_EXERCISE_:
Copy the data below. Keep every line exactly as it is.
Start of EXERCISE MATERIAL
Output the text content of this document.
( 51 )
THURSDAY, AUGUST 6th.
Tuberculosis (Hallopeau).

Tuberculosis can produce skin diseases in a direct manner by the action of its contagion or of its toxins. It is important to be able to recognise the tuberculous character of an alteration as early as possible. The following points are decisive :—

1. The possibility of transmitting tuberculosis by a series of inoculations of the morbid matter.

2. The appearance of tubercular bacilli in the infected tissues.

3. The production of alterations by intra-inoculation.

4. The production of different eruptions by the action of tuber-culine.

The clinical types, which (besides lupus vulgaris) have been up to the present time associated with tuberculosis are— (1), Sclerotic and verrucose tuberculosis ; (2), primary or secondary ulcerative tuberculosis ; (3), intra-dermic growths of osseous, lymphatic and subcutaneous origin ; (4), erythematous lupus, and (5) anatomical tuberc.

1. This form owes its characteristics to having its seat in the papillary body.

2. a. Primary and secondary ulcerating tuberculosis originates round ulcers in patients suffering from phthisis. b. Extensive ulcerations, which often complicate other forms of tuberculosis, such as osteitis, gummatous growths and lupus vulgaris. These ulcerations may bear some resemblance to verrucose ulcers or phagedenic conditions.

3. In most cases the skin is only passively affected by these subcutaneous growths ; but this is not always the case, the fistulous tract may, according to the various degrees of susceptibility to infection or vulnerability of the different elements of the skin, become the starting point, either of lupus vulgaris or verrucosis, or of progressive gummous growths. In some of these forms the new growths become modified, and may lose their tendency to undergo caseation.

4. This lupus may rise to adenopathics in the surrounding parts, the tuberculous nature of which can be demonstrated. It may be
End of EXERCISE MATERIAL
_THE ANSWER_:
Output the text content of this document.
( 51 )
THURSDAY, AUGUST 6th.
Tuberculosis (Hallopeau).

Tuberculosis can produce skin diseases in a direct manner by the action of its contagion or of its toxins. It is important to be able to recognise the tuberculous character of an alteration as early as possible. The following points are decisive :—

1. The possibility of transmitting tuberculosis by a series of inoculations of the morbid matter.

2. The appearance of tubercular bacilli in the infected tissues.

3. The production of alterations by intra-inoculation.

4. The production of different eruptions by the action of tuber-culine.

The clinical types, which (besides lupus vulgaris) have been up to the present time associated with tuberculosis are— (1), Sclerotic and verrucose tuberculosis ; (2), primary or secondary ulcerative tuberculosis ; (3), intra-dermic growths of osseous, lymphatic and subcutaneous origin ; (4), erythematous lupus, and (5) anatomical tuberc.

1. This form owes its characteristics to having its seat in the papillary body.

2. a. Primary and secondary ulcerating tuberculosis originates round ulcers in patients suffering from phthisis. b. Extensive ulcerations, which often complicate other forms of tuberculosis, such as osteitis, gummatous growths and lupus vulgaris. These ulcerations may bear some resemblance to verrucose ulcers or phagedenic conditions.

3. In most cases the skin is only passively affected by these subcutaneous growths ; but this is not always the case, the fistulous tract may, according to the various degrees of susceptibility to infection or vulnerability of the different elements of the skin, become the starting point, either of lupus vulgaris or verrucosis, or of progressive gummous growths. In some of these forms the new growths become modified, and may lose their tendency to undergo caseation.

4. This lupus may rise to adenopathics in the surrounding parts, the tuberculous nature of which can be demonstrated. It may be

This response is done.